** Start RECORDED INFORMATION **

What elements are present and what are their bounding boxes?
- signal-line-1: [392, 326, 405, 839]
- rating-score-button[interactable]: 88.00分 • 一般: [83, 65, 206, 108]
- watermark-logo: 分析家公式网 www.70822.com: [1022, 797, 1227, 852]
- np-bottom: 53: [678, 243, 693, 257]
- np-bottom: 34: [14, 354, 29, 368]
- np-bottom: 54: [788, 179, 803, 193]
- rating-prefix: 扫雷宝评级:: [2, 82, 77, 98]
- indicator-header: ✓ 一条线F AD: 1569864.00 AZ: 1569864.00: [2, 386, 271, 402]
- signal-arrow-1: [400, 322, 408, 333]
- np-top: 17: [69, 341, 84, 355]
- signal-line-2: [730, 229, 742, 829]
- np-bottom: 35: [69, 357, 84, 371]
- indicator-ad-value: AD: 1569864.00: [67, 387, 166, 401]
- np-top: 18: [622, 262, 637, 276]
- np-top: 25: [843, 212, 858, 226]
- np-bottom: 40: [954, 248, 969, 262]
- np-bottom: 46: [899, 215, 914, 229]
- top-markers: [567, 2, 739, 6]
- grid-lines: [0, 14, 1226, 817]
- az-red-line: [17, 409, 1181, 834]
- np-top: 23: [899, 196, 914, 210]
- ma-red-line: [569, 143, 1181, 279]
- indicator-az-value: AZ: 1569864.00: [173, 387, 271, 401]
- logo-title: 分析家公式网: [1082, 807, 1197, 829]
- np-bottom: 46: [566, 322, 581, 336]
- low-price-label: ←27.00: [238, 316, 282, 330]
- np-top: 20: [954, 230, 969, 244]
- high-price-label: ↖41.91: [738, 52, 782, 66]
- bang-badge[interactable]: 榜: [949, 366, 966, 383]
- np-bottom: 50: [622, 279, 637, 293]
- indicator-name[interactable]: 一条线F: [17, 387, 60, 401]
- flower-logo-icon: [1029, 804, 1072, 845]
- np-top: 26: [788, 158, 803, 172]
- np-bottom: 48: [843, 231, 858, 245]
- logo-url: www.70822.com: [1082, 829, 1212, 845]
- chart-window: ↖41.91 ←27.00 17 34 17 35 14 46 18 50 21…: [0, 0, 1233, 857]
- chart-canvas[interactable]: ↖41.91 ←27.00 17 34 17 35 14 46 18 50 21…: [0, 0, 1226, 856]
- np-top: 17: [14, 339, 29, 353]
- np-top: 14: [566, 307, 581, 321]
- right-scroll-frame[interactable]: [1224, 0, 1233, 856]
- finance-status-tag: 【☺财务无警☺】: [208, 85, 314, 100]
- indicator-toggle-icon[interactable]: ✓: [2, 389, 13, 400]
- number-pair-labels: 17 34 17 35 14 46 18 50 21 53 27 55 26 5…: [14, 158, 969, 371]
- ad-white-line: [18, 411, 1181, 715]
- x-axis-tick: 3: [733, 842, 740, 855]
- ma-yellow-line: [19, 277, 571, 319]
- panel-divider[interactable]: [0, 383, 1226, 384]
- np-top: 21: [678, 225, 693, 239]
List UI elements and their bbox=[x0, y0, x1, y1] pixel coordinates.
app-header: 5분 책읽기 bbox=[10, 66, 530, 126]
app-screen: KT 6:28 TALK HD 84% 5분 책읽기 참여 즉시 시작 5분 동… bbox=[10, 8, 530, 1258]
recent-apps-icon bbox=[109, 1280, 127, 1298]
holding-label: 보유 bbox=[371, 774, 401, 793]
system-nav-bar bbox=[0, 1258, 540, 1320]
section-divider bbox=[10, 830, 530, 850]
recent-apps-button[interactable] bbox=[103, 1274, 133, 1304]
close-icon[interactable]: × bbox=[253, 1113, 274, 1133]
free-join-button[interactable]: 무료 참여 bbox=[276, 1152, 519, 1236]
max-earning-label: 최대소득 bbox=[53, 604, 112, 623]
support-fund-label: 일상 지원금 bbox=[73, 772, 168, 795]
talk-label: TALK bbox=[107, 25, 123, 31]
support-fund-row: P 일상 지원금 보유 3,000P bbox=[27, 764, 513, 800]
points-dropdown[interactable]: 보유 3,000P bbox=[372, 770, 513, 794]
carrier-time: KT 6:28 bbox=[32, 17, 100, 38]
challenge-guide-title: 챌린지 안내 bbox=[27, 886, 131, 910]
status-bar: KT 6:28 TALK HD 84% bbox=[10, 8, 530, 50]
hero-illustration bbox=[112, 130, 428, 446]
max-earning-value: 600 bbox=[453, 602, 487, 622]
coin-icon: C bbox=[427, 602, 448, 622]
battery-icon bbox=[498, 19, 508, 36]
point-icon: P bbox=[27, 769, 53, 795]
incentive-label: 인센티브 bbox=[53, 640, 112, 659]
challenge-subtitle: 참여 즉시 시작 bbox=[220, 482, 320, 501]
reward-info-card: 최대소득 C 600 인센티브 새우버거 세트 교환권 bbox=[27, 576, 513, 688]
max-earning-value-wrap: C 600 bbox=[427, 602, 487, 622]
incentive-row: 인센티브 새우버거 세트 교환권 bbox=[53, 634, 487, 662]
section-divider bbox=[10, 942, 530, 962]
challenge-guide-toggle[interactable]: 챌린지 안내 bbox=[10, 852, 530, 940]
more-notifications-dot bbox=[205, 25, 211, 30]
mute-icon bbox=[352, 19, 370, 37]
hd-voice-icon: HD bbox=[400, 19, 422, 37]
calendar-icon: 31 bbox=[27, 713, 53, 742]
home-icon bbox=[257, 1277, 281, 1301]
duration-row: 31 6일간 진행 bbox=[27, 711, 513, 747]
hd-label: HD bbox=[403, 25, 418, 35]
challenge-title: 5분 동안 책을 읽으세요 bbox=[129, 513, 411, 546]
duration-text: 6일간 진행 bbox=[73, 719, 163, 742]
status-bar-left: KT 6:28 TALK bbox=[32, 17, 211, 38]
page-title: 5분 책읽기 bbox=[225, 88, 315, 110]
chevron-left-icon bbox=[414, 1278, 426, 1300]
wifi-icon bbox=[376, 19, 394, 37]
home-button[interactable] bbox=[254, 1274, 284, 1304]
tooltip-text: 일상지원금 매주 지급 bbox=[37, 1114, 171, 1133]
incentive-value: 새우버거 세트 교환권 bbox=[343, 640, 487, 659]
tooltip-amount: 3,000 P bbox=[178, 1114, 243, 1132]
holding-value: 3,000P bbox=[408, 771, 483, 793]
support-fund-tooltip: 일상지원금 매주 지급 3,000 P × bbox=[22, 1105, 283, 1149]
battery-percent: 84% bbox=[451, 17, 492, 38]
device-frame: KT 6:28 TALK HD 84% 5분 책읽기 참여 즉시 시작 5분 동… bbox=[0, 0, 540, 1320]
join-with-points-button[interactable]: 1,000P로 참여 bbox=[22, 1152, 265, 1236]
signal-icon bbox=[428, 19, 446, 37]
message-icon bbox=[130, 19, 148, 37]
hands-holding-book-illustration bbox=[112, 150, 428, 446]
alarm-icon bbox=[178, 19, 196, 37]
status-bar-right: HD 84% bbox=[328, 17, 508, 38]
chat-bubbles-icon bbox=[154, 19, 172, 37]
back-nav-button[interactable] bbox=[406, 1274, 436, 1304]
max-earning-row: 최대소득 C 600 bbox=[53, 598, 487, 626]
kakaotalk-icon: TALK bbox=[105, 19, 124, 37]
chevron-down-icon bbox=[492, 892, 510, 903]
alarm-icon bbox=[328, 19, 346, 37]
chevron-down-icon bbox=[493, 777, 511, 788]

** End RECORDED INFORMATION **

• WHAT YOU SHOULD DO:
Edit the listing above by changing each occurrence of "np-bottom" to "np-lower", and reproduce every other line unchanged.

• TASK RESULT:
What elements are present and what are their bounding boxes?
- signal-line-1: [392, 326, 405, 839]
- rating-score-button[interactable]: 88.00分 • 一般: [83, 65, 206, 108]
- watermark-logo: 分析家公式网 www.70822.com: [1022, 797, 1227, 852]
- np-lower: 53: [678, 243, 693, 257]
- np-lower: 34: [14, 354, 29, 368]
- np-lower: 54: [788, 179, 803, 193]
- rating-prefix: 扫雷宝评级:: [2, 82, 77, 98]
- indicator-header: ✓ 一条线F AD: 1569864.00 AZ: 1569864.00: [2, 386, 271, 402]
- signal-arrow-1: [400, 322, 408, 333]
- np-top: 17: [69, 341, 84, 355]
- signal-line-2: [730, 229, 742, 829]
- np-lower: 35: [69, 357, 84, 371]
- indicator-ad-value: AD: 1569864.00: [67, 387, 166, 401]
- np-top: 18: [622, 262, 637, 276]
- np-top: 25: [843, 212, 858, 226]
- np-lower: 40: [954, 248, 969, 262]
- np-lower: 46: [899, 215, 914, 229]
- top-markers: [567, 2, 739, 6]
- grid-lines: [0, 14, 1226, 817]
- az-red-line: [17, 409, 1181, 834]
- np-top: 23: [899, 196, 914, 210]
- ma-red-line: [569, 143, 1181, 279]
- indicator-az-value: AZ: 1569864.00: [173, 387, 271, 401]
- logo-title: 分析家公式网: [1082, 807, 1197, 829]
- np-lower: 46: [566, 322, 581, 336]
- low-price-label: ←27.00: [238, 316, 282, 330]
- np-top: 20: [954, 230, 969, 244]
- high-price-label: ↖41.91: [738, 52, 782, 66]
- bang-badge[interactable]: 榜: [949, 366, 966, 383]
- np-lower: 50: [622, 279, 637, 293]
- indicator-name[interactable]: 一条线F: [17, 387, 60, 401]
- flower-logo-icon: [1029, 804, 1072, 845]
- np-top: 26: [788, 158, 803, 172]
- np-lower: 48: [843, 231, 858, 245]
- logo-url: www.70822.com: [1082, 829, 1212, 845]
- chart-window: ↖41.91 ←27.00 17 34 17 35 14 46 18 50 21…: [0, 0, 1233, 857]
- chart-canvas[interactable]: ↖41.91 ←27.00 17 34 17 35 14 46 18 50 21…: [0, 0, 1226, 856]
- np-top: 17: [14, 339, 29, 353]
- np-top: 14: [566, 307, 581, 321]
- right-scroll-frame[interactable]: [1224, 0, 1233, 856]
- finance-status-tag: 【☺财务无警☺】: [208, 85, 314, 100]
- indicator-toggle-icon[interactable]: ✓: [2, 389, 13, 400]
- number-pair-labels: 17 34 17 35 14 46 18 50 21 53 27 55 26 5…: [14, 158, 969, 371]
- ad-white-line: [18, 411, 1181, 715]
- x-axis-tick: 3: [733, 842, 740, 855]
- ma-yellow-line: [19, 277, 571, 319]
- panel-divider[interactable]: [0, 383, 1226, 384]
- np-top: 21: [678, 225, 693, 239]
List UI elements and their bbox=[x0, y0, x1, y1] pixel coordinates.
app-header: 5분 책읽기 bbox=[10, 66, 530, 126]
app-screen: KT 6:28 TALK HD 84% 5분 책읽기 참여 즉시 시작 5분 동… bbox=[10, 8, 530, 1258]
recent-apps-icon bbox=[109, 1280, 127, 1298]
holding-label: 보유 bbox=[371, 774, 401, 793]
system-nav-bar bbox=[0, 1258, 540, 1320]
section-divider bbox=[10, 830, 530, 850]
recent-apps-button[interactable] bbox=[103, 1274, 133, 1304]
close-icon[interactable]: × bbox=[253, 1113, 274, 1133]
free-join-button[interactable]: 무료 참여 bbox=[276, 1152, 519, 1236]
max-earning-label: 최대소득 bbox=[53, 604, 112, 623]
support-fund-label: 일상 지원금 bbox=[73, 772, 168, 795]
talk-label: TALK bbox=[107, 25, 123, 31]
support-fund-row: P 일상 지원금 보유 3,000P bbox=[27, 764, 513, 800]
points-dropdown[interactable]: 보유 3,000P bbox=[372, 770, 513, 794]
carrier-time: KT 6:28 bbox=[32, 17, 100, 38]
challenge-guide-title: 챌린지 안내 bbox=[27, 886, 131, 910]
status-bar: KT 6:28 TALK HD 84% bbox=[10, 8, 530, 50]
hero-illustration bbox=[112, 130, 428, 446]
max-earning-value: 600 bbox=[453, 602, 487, 622]
coin-icon: C bbox=[427, 602, 448, 622]
battery-icon bbox=[498, 19, 508, 36]
point-icon: P bbox=[27, 769, 53, 795]
incentive-label: 인센티브 bbox=[53, 640, 112, 659]
challenge-subtitle: 참여 즉시 시작 bbox=[220, 482, 320, 501]
reward-info-card: 최대소득 C 600 인센티브 새우버거 세트 교환권 bbox=[27, 576, 513, 688]
max-earning-value-wrap: C 600 bbox=[427, 602, 487, 622]
incentive-row: 인센티브 새우버거 세트 교환권 bbox=[53, 634, 487, 662]
section-divider bbox=[10, 942, 530, 962]
challenge-guide-toggle[interactable]: 챌린지 안내 bbox=[10, 852, 530, 940]
more-notifications-dot bbox=[205, 25, 211, 30]
mute-icon bbox=[352, 19, 370, 37]
hd-voice-icon: HD bbox=[400, 19, 422, 37]
calendar-icon: 31 bbox=[27, 713, 53, 742]
home-icon bbox=[257, 1277, 281, 1301]
duration-row: 31 6일간 진행 bbox=[27, 711, 513, 747]
hd-label: HD bbox=[403, 25, 418, 35]
challenge-title: 5분 동안 책을 읽으세요 bbox=[129, 513, 411, 546]
duration-text: 6일간 진행 bbox=[73, 719, 163, 742]
status-bar-left: KT 6:28 TALK bbox=[32, 17, 211, 38]
page-title: 5분 책읽기 bbox=[225, 88, 315, 110]
chevron-left-icon bbox=[414, 1278, 426, 1300]
wifi-icon bbox=[376, 19, 394, 37]
home-button[interactable] bbox=[254, 1274, 284, 1304]
tooltip-text: 일상지원금 매주 지급 bbox=[37, 1114, 171, 1133]
incentive-value: 새우버거 세트 교환권 bbox=[343, 640, 487, 659]
tooltip-amount: 3,000 P bbox=[178, 1114, 243, 1132]
holding-value: 3,000P bbox=[408, 771, 483, 793]
support-fund-tooltip: 일상지원금 매주 지급 3,000 P × bbox=[22, 1105, 283, 1149]
battery-percent: 84% bbox=[451, 17, 492, 38]
device-frame: KT 6:28 TALK HD 84% 5분 책읽기 참여 즉시 시작 5분 동… bbox=[0, 0, 540, 1320]
join-with-points-button[interactable]: 1,000P로 참여 bbox=[22, 1152, 265, 1236]
signal-icon bbox=[428, 19, 446, 37]
message-icon bbox=[130, 19, 148, 37]
hands-holding-book-illustration bbox=[112, 150, 428, 446]
alarm-icon bbox=[178, 19, 196, 37]
status-bar-right: HD 84% bbox=[328, 17, 508, 38]
chat-bubbles-icon bbox=[154, 19, 172, 37]
back-nav-button[interactable] bbox=[406, 1274, 436, 1304]
max-earning-row: 최대소득 C 600 bbox=[53, 598, 487, 626]
kakaotalk-icon: TALK bbox=[105, 19, 124, 37]
chevron-down-icon bbox=[492, 892, 510, 903]
alarm-icon bbox=[328, 19, 346, 37]
chevron-down-icon bbox=[493, 777, 511, 788]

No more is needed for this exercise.